#### REQUEST
Write out all of the entries exactly, please.

# # #

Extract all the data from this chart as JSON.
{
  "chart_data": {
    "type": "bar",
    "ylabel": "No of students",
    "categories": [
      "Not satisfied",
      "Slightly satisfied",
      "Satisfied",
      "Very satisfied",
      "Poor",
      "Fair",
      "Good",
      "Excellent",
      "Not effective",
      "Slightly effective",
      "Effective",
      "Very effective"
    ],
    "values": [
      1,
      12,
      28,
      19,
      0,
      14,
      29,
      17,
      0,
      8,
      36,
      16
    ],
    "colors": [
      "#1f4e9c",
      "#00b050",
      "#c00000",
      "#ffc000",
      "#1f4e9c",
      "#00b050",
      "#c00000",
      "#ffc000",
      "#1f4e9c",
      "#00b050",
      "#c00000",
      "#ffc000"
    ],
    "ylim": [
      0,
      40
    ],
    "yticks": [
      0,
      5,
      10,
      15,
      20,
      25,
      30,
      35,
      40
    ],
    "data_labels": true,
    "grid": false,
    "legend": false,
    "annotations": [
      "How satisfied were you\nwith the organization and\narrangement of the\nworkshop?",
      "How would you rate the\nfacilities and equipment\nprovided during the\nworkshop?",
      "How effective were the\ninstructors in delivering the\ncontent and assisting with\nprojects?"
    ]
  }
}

# # #

#### WRITTEN ANSWER
Extract all the data from this chart as JSON.
{
  "chart_data": {
    "type": "bar",
    "ylabel": "No of students",
    "categories": [
      "Not satisfied",
      "Slightly satisfied",
      "Satisfied",
      "Very satisfied",
      "Poor",
      "Fair",
      "Good",
      "Excellent",
      "Not effective",
      "Slightly effective",
      "Effective",
      "Very effective"
    ],
    "values": [
      1,
      12,
      28,
      19,
      0,
      14,
      29,
      17,
      0,
      8,
      36,
      16
    ],
    "colors": [
      "#1f4e9c",
      "#00b050",
      "#c00000",
      "#ffc000",
      "#1f4e9c",
      "#00b050",
      "#c00000",
      "#ffc000",
      "#1f4e9c",
      "#00b050",
      "#c00000",
      "#ffc000"
    ],
    "ylim": [
      0,
      40
    ],
    "yticks": [
      0,
      5,
      10,
      15,
      20,
      25,
      30,
      35,
      40
    ],
    "data_labels": true,
    "grid": false,
    "legend": false,
    "annotations": [
      "How satisfied were you\nwith the organization and\narrangement of the\nworkshop?",
      "How would you rate the\nfacilities and equipment\nprovided during the\nworkshop?",
      "How effective were the\ninstructors in delivering the\ncontent and assisting with\nprojects?"
    ]
  }
}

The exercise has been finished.